**THE EXERCISE:** Reproduce the data in its entirety, exactly as supplied.

**INFORMATION SUPPLIED:**
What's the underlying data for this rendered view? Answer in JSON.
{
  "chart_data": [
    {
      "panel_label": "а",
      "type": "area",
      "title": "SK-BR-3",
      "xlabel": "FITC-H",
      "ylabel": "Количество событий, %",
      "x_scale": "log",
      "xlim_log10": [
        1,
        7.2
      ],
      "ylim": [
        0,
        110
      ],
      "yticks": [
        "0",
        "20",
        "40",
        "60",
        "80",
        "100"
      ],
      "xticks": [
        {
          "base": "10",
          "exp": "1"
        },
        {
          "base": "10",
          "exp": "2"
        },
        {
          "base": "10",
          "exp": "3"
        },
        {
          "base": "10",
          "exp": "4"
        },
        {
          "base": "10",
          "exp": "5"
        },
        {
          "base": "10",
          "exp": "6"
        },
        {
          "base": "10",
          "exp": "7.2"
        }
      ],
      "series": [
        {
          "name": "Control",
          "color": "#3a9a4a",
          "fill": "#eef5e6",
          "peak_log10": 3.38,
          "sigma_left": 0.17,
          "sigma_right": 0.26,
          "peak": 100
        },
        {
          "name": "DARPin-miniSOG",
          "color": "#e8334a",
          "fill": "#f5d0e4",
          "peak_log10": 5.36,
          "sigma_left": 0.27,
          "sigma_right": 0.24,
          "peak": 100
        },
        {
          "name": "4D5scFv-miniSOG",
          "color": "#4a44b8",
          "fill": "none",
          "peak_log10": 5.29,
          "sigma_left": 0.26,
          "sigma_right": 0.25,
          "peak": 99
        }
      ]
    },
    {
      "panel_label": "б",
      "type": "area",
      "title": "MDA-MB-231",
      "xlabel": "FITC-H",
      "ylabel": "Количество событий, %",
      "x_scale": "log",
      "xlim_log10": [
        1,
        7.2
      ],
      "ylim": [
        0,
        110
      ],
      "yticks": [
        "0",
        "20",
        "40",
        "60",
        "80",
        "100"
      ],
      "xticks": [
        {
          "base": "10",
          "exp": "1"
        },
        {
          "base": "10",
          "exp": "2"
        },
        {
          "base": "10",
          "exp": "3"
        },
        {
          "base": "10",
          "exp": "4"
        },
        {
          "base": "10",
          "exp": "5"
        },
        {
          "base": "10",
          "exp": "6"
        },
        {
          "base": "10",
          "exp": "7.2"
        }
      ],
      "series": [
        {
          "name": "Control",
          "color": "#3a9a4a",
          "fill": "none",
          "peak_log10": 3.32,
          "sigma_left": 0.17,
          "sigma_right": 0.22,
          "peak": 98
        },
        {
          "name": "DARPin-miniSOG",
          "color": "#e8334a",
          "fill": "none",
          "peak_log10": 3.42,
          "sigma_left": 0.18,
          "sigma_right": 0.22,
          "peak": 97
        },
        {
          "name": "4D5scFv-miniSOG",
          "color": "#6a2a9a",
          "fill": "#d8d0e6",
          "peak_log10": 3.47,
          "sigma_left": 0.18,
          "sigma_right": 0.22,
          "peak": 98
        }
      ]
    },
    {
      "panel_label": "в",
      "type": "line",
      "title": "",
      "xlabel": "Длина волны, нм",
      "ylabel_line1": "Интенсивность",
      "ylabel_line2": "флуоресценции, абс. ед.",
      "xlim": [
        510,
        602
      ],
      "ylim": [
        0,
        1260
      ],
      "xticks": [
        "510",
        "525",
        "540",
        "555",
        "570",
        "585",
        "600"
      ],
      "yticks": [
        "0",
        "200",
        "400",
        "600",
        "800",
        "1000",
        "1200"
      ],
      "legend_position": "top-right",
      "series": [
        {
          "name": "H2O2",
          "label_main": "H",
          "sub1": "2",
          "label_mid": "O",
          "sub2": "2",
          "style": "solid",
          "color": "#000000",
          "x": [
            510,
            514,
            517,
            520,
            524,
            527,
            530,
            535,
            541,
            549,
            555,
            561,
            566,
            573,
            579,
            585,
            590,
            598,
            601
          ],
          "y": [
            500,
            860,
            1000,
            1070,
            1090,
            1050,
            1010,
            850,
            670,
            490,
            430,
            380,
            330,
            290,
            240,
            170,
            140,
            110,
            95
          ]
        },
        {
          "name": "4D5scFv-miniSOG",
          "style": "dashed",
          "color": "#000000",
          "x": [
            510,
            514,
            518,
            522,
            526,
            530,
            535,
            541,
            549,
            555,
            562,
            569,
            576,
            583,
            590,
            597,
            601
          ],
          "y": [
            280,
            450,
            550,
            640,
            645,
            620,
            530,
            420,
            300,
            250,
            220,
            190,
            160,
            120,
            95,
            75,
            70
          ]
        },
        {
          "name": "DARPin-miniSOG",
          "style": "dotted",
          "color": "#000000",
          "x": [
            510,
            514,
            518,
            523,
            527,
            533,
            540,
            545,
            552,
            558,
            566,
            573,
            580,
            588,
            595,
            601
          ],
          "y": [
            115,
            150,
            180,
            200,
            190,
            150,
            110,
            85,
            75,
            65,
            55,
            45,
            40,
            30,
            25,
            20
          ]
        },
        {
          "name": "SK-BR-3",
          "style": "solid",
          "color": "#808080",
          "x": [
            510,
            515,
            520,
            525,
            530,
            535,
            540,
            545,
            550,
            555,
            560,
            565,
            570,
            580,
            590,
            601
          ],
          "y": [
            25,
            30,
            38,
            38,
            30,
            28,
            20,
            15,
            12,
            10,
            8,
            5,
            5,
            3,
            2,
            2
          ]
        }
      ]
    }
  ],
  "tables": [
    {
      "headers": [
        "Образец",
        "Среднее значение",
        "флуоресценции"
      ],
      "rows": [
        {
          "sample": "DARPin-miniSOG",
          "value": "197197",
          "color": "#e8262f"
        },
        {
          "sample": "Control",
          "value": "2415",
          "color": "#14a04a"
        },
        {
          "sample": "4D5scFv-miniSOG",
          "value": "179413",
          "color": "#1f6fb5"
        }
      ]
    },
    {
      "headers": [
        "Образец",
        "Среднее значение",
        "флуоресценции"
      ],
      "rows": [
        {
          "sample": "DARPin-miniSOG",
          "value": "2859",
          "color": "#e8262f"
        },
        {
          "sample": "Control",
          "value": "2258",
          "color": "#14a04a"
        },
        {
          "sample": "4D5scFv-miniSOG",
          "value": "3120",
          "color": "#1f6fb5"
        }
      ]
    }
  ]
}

**ANSWER TO THE EXERCISE:**
What's the underlying data for this rendered view? Answer in JSON.
{
  "chart_data": [
    {
      "panel_label": "а",
      "type": "area",
      "title": "SK-BR-3",
      "xlabel": "FITC-H",
      "ylabel": "Количество событий, %",
      "x_scale": "log",
      "xlim_log10": [
        1,
        7.2
      ],
      "ylim": [
        0,
        110
      ],
      "yticks": [
        "0",
        "20",
        "40",
        "60",
        "80",
        "100"
      ],
      "xticks": [
        {
          "base": "10",
          "exp": "1"
        },
        {
          "base": "10",
          "exp": "2"
        },
        {
          "base": "10",
          "exp": "3"
        },
        {
          "base": "10",
          "exp": "4"
        },
        {
          "base": "10",
          "exp": "5"
        },
        {
          "base": "10",
          "exp": "6"
        },
        {
          "base": "10",
          "exp": "7.2"
        }
      ],
      "series": [
        {
          "name": "Control",
          "color": "#3a9a4a",
          "fill": "#eef5e6",
          "peak_log10": 3.38,
          "sigma_left": 0.17,
          "sigma_right": 0.26,
          "peak": 100
        },
        {
          "name": "DARPin-miniSOG",
          "color": "#e8334a",
          "fill": "#f5d0e4",
          "peak_log10": 5.36,
          "sigma_left": 0.27,
          "sigma_right": 0.24,
          "peak": 100
        },
        {
          "name": "4D5scFv-miniSOG",
          "color": "#4a44b8",
          "fill": "none",
          "peak_log10": 5.29,
          "sigma_left": 0.26,
          "sigma_right": 0.25,
          "peak": 99
        }
      ]
    },
    {
      "panel_label": "б",
      "type": "area",
      "title": "MDA-MB-231",
      "xlabel": "FITC-H",
      "ylabel": "Количество событий, %",
      "x_scale": "log",
      "xlim_log10": [
        1,
        7.2
      ],
      "ylim": [
        0,
        110
      ],
      "yticks": [
        "0",
        "20",
        "40",
        "60",
        "80",
        "100"
      ],
      "xticks": [
        {
          "base": "10",
          "exp": "1"
        },
        {
          "base": "10",
          "exp": "2"
        },
        {
          "base": "10",
          "exp": "3"
        },
        {
          "base": "10",
          "exp": "4"
        },
        {
          "base": "10",
          "exp": "5"
        },
        {
          "base": "10",
          "exp": "6"
        },
        {
          "base": "10",
          "exp": "7.2"
        }
      ],
      "series": [
        {
          "name": "Control",
          "color": "#3a9a4a",
          "fill": "none",
          "peak_log10": 3.32,
          "sigma_left": 0.17,
          "sigma_right": 0.22,
          "peak": 98
        },
        {
          "name": "DARPin-miniSOG",
          "color": "#e8334a",
          "fill": "none",
          "peak_log10": 3.42,
          "sigma_left": 0.18,
          "sigma_right": 0.22,
          "peak": 97
        },
        {
          "name": "4D5scFv-miniSOG",
          "color": "#6a2a9a",
          "fill": "#d8d0e6",
          "peak_log10": 3.47,
          "sigma_left": 0.18,
          "sigma_right": 0.22,
          "peak": 98
        }
      ]
    },
    {
      "panel_label": "в",
      "type": "line",
      "title": "",
      "xlabel": "Длина волны, нм",
      "ylabel_line1": "Интенсивность",
      "ylabel_line2": "флуоресценции, абс. ед.",
      "xlim": [
        510,
        602
      ],
      "ylim": [
        0,
        1260
      ],
      "xticks": [
        "510",
        "525",
        "540",
        "555",
        "570",
        "585",
        "600"
      ],
      "yticks": [
        "0",
        "200",
        "400",
        "600",
        "800",
        "1000",
        "1200"
      ],
      "legend_position": "top-right",
      "series": [
        {
          "name": "H2O2",
          "label_main": "H",
          "sub1": "2",
          "label_mid": "O",
          "sub2": "2",
          "style": "solid",
          "color": "#000000",
          "x": [
            510,
            514,
            517,
            520,
            524,
            527,
            530,
            535,
            541,
            549,
            555,
            561,
            566,
            573,
            579,
            585,
            590,
            598,
            601
          ],
          "y": [
            500,
            860,
            1000,
            1070,
            1090,
            1050,
            1010,
            850,
            670,
            490,
            430,
            380,
            330,
            290,
            240,
            170,
            140,
            110,
            95
          ]
        },
        {
          "name": "4D5scFv-miniSOG",
          "style": "dashed",
          "color": "#000000",
          "x": [
            510,
            514,
            518,
            522,
            526,
            530,
            535,
            541,
            549,
            555,
            562,
            569,
            576,
            583,
            590,
            597,
            601
          ],
          "y": [
            280,
            450,
            550,
            640,
            645,
            620,
            530,
            420,
            300,
            250,
            220,
            190,
            160,
            120,
            95,
            75,
            70
          ]
        },
        {
          "name": "DARPin-miniSOG",
          "style": "dotted",
          "color": "#000000",
          "x": [
            510,
            514,
            518,
            523,
            527,
            533,
            540,
            545,
            552,
            558,
            566,
            573,
            580,
            588,
            595,
            601
          ],
          "y": [
            115,
            150,
            180,
            200,
            190,
            150,
            110,
            85,
            75,
            65,
            55,
            45,
            40,
            30,
            25,
            20
          ]
        },
        {
          "name": "SK-BR-3",
          "style": "solid",
          "color": "#808080",
          "x": [
            510,
            515,
            520,
            525,
            530,
            535,
            540,
            545,
            550,
            555,
            560,
            565,
            570,
            580,
            590,
            601
          ],
          "y": [
            25,
            30,
            38,
            38,
            30,
            28,
            20,
            15,
            12,
            10,
            8,
            5,
            5,
            3,
            2,
            2
          ]
        }
      ]
    }
  ],
  "tables": [
    {
      "headers": [
        "Образец",
        "Среднее значение",
        "флуоресценции"
      ],
      "rows": [
        {
          "sample": "DARPin-miniSOG",
          "value": "197197",
          "color": "#e8262f"
        },
        {
          "sample": "Control",
          "value": "2415",
          "color": "#14a04a"
        },
        {
          "sample": "4D5scFv-miniSOG",
          "value": "179413",
          "color": "#1f6fb5"
        }
      ]
    },
    {
      "headers": [
        "Образец",
        "Среднее значение",
        "флуоресценции"
      ],
      "rows": [
        {
          "sample": "DARPin-miniSOG",
          "value": "2859",
          "color": "#e8262f"
        },
        {
          "sample": "Control",
          "value": "2258",
          "color": "#14a04a"
        },
        {
          "sample": "4D5scFv-miniSOG",
          "value": "3120",
          "color": "#1f6fb5"
        }
      ]
    }
  ]
}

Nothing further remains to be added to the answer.